Task statement — Gather each line of the records where "AIDS" appears.

Dataset items —
──────────

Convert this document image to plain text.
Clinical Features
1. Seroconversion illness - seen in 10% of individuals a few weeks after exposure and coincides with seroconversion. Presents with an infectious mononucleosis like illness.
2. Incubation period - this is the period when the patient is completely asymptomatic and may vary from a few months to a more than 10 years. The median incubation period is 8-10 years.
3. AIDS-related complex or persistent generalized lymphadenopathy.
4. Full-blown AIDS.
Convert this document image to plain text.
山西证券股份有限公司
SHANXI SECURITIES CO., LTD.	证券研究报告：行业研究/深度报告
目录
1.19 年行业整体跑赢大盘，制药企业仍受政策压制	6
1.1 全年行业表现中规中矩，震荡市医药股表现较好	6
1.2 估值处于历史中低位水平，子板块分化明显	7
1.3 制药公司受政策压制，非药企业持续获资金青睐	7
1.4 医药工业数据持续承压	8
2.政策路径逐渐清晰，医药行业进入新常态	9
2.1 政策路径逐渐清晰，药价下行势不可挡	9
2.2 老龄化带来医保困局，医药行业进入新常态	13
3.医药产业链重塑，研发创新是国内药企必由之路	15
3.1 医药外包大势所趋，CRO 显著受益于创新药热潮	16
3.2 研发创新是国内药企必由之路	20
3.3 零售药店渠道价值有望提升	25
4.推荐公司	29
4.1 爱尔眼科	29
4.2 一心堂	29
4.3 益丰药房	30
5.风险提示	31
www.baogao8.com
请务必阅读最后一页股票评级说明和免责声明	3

──────────

Response to the task —
3. AIDS-related complex or persistent generalized lymphadenopathy.
4. Full-blown AIDS.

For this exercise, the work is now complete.